(Collected data entries)
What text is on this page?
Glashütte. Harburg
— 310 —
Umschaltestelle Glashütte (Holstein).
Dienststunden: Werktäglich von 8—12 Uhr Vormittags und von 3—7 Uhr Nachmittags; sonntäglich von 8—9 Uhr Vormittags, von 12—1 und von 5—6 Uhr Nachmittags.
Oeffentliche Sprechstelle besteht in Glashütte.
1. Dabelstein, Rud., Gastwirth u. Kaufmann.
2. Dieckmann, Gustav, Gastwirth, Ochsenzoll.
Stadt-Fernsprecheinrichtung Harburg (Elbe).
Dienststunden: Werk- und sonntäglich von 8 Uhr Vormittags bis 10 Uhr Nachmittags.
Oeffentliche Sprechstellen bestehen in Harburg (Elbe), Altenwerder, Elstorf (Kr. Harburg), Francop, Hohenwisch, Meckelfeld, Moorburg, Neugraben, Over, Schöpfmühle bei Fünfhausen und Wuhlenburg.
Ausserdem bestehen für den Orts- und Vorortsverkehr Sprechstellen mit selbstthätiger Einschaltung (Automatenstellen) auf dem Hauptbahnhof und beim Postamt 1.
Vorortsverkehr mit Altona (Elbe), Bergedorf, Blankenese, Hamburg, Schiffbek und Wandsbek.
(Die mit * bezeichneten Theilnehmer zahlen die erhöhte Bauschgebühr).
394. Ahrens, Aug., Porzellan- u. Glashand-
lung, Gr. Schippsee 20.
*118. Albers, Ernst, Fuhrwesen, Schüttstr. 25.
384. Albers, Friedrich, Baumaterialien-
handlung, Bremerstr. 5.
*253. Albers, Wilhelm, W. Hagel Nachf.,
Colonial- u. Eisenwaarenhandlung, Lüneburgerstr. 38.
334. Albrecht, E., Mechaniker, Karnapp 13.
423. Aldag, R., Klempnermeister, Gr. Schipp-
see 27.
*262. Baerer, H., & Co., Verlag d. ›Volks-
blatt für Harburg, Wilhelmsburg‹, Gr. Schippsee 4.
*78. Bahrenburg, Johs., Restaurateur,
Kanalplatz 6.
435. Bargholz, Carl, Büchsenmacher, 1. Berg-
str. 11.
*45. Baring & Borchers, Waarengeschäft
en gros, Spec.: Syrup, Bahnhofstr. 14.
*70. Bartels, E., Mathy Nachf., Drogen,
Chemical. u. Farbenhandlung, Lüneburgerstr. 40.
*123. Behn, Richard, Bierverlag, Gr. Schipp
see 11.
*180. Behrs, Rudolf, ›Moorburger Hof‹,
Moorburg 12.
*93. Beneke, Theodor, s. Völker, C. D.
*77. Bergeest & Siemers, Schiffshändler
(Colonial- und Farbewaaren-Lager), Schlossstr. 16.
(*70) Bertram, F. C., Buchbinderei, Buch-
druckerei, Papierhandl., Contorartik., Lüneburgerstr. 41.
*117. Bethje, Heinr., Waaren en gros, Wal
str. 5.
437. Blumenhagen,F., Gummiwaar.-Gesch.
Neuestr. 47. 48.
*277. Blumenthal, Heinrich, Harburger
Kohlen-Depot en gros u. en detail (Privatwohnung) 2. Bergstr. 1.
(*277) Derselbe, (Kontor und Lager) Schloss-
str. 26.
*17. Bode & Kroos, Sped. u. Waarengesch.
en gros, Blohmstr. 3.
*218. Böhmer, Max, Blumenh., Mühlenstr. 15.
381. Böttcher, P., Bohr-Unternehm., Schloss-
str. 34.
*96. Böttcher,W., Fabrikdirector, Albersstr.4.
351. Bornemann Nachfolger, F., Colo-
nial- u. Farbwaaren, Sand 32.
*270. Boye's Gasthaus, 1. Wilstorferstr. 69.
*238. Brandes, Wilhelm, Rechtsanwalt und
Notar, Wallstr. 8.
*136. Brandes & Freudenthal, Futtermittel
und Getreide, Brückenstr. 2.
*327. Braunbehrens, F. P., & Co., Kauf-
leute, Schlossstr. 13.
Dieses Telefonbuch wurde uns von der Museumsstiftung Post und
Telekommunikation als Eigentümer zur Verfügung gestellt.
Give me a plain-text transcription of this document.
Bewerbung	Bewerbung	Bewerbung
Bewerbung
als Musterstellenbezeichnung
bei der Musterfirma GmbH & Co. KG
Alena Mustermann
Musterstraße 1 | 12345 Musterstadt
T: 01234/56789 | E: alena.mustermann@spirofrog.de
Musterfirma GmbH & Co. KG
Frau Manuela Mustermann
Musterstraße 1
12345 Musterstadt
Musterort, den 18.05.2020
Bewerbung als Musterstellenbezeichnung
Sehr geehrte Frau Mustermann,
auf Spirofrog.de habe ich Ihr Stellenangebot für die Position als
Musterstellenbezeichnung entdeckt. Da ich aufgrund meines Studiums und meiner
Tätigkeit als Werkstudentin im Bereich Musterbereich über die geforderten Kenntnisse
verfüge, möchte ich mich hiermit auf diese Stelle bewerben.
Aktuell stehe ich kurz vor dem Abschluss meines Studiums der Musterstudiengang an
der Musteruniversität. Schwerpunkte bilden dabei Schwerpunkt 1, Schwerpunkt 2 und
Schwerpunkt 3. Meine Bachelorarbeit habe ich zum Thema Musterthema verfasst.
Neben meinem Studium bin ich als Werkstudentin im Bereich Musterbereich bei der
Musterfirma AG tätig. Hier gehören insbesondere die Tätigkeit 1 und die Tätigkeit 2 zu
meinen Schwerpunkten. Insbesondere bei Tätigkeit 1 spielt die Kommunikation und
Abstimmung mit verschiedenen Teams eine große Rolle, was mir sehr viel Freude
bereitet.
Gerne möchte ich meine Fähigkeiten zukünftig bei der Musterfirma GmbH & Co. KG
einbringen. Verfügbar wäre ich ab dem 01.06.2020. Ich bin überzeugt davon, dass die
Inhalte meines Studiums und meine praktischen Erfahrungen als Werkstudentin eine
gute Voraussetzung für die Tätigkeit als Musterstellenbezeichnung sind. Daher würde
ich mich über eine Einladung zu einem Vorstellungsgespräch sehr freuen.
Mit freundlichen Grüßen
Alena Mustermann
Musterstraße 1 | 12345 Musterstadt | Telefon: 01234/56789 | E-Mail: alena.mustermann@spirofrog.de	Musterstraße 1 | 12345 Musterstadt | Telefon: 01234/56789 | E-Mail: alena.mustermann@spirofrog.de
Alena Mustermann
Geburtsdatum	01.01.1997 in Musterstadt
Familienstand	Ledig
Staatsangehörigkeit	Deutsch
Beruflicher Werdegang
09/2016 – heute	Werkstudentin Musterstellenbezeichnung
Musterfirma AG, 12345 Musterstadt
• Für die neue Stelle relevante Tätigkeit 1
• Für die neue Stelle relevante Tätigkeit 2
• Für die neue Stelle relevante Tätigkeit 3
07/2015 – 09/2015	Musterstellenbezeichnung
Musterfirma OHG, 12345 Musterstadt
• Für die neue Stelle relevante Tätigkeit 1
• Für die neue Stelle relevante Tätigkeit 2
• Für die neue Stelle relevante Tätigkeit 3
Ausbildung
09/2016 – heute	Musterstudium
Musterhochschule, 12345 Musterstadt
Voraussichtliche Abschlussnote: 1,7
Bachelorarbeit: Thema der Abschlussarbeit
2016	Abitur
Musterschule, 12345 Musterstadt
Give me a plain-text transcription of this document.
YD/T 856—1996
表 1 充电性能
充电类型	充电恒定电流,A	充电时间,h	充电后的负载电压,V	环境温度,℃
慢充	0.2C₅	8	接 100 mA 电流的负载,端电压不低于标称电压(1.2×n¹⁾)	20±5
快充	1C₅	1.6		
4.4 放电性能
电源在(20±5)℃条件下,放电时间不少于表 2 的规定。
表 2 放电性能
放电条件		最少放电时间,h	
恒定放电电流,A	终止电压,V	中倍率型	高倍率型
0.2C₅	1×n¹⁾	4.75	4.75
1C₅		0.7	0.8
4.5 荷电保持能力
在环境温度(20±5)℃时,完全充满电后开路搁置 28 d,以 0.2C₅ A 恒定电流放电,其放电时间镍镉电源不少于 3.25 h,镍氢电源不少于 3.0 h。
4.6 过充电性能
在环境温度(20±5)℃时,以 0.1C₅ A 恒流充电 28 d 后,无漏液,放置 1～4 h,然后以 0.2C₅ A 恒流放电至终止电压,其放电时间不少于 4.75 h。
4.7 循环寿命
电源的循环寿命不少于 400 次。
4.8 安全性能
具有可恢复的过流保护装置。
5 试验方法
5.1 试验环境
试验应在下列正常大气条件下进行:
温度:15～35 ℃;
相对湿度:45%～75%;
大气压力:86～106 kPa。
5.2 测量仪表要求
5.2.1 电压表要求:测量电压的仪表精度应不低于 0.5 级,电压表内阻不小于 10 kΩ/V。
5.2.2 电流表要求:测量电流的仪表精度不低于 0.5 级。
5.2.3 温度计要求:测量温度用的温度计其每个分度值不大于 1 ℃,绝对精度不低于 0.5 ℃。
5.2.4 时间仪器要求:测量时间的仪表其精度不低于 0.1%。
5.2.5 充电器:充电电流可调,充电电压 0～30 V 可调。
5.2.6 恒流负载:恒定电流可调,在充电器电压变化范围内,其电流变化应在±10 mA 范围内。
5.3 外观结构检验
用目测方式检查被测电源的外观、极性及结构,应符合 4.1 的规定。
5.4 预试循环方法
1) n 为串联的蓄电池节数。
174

Set problem:
Copy the lines from the entries above in which the word "Lüneburgerstr" appears.

Finished exercise:
Colonial- u. Eisenwaarenhandlung, Lüneburgerstr. 38.
Chemical. u. Farbenhandlung, Lüneburgerstr. 40.
druckerei, Papierhandl., Contorartik., Lüneburgerstr. 41.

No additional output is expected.